══ MATERIAL SUPPLIED ══

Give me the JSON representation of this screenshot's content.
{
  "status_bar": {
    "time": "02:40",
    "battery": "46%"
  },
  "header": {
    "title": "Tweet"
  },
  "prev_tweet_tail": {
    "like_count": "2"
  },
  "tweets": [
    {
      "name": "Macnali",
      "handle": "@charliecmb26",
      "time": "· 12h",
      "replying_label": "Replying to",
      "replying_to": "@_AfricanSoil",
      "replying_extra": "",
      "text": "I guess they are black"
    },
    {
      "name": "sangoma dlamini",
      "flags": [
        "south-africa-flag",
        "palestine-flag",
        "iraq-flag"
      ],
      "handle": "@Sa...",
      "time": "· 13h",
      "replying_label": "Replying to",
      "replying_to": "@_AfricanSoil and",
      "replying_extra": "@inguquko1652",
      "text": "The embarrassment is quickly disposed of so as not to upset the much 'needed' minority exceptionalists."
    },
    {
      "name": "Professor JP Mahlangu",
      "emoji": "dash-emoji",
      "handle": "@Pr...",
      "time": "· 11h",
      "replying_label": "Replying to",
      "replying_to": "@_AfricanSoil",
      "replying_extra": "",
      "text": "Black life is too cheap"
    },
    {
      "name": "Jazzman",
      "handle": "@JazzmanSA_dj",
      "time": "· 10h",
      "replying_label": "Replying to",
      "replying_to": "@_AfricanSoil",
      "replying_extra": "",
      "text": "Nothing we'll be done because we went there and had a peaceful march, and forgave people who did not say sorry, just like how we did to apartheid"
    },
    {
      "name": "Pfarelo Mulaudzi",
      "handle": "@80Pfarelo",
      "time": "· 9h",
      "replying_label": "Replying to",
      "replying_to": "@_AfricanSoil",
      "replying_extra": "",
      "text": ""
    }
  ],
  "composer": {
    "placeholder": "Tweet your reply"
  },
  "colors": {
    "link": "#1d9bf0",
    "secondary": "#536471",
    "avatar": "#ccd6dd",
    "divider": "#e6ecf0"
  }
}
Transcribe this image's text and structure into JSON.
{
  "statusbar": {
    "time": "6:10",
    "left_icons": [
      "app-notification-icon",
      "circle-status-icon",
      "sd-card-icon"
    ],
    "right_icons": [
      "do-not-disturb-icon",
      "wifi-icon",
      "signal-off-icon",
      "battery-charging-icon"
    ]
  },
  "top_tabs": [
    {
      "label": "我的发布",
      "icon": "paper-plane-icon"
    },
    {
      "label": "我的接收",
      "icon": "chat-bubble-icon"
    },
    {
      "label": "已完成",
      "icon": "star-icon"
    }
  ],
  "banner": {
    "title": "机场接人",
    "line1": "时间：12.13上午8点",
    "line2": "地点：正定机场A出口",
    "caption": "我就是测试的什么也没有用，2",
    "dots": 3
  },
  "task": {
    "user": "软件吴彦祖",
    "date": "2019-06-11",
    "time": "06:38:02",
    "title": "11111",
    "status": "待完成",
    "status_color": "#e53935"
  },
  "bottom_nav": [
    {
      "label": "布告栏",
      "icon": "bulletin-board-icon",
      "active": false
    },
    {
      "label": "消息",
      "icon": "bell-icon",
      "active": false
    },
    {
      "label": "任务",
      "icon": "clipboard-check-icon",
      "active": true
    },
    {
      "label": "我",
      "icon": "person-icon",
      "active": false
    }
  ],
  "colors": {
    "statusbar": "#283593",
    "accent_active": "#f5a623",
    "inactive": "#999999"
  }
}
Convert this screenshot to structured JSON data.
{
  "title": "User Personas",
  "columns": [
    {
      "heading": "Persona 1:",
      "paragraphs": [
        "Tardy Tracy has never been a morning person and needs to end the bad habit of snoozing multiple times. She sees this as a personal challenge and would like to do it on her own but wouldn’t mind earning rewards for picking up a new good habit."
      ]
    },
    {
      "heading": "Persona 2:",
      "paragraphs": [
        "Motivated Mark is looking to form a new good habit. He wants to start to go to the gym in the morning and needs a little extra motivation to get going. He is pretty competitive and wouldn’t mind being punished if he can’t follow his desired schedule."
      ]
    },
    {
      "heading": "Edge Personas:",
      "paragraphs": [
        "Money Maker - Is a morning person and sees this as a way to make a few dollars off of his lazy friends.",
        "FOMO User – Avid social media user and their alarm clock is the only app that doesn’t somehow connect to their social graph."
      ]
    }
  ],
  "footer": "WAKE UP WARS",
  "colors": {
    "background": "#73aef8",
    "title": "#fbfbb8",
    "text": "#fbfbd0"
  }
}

═══

WHAT YOU HAVE TO DO: Write out the lines above, starting at the line that contains "Convert this screenshot" and ending with the final line, and nothing else; copy them exactly.

THE RESPONSE:
Convert this screenshot to structured JSON data.
{
  "title": "User Personas",
  "columns": [
    {
      "heading": "Persona 1:",
      "paragraphs": [
        "Tardy Tracy has never been a morning person and needs to end the bad habit of snoozing multiple times. She sees this as a personal challenge and would like to do it on her own but wouldn’t mind earning rewards for picking up a new good habit."
      ]
    },
    {
      "heading": "Persona 2:",
      "paragraphs": [
        "Motivated Mark is looking to form a new good habit. He wants to start to go to the gym in the morning and needs a little extra motivation to get going. He is pretty competitive and wouldn’t mind being punished if he can’t follow his desired schedule."
      ]
    },
    {
      "heading": "Edge Personas:",
      "paragraphs": [
        "Money Maker - Is a morning person and sees this as a way to make a few dollars off of his lazy friends.",
        "FOMO User – Avid social media user and their alarm clock is the only app that doesn’t somehow connect to their social graph."
      ]
    }
  ],
  "footer": "WAKE UP WARS",
  "colors": {
    "background": "#73aef8",
    "title": "#fbfbb8",
    "text": "#fbfbd0"
  }
}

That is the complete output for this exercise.